* [To do]
Gather from the listing below each line that includes the word "读书心得", and copy it.

=== Material ===

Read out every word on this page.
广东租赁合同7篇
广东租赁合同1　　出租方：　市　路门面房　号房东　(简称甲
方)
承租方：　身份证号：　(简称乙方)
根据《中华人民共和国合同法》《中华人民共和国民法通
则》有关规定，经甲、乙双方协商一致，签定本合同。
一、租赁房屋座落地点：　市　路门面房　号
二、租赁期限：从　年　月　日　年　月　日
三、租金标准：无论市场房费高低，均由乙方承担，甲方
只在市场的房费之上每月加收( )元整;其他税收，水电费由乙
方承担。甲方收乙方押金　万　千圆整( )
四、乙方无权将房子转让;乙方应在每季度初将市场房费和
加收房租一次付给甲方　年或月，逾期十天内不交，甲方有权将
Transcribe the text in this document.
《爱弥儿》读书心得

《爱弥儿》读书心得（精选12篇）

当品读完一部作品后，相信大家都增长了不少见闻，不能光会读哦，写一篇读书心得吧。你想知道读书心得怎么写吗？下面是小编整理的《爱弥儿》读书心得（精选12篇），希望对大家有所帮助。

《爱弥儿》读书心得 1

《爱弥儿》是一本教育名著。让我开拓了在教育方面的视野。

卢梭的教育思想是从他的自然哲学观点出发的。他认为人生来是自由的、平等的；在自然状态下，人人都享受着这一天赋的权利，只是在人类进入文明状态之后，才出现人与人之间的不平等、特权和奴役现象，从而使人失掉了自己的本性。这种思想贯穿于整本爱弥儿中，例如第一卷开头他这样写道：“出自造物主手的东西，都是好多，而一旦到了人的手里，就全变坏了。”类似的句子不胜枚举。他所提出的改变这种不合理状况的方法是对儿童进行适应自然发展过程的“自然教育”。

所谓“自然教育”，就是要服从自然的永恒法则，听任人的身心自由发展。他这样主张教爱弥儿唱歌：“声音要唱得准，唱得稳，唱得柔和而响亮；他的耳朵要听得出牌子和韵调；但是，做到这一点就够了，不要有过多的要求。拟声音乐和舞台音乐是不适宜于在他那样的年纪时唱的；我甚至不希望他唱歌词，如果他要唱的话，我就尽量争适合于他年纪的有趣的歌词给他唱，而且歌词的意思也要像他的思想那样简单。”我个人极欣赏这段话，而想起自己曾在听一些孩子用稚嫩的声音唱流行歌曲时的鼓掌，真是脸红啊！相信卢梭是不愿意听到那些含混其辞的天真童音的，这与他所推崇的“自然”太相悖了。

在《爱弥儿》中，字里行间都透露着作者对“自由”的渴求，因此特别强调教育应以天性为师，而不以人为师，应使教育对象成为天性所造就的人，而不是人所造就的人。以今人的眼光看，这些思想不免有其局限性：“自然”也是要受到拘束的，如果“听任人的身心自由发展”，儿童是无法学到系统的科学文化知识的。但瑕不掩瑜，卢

===

* [Output for this exercise]
《爱弥儿》读书心得
《爱弥儿》读书心得（精选12篇）
当品读完一部作品后，相信大家都增长了不少见闻，不能光会读哦，写一篇读书心得吧。你想知道读书心得怎么写吗？下面是小编整理的《爱弥儿》读书心得（精选12篇），希望对大家有所帮助。
《爱弥儿》读书心得 1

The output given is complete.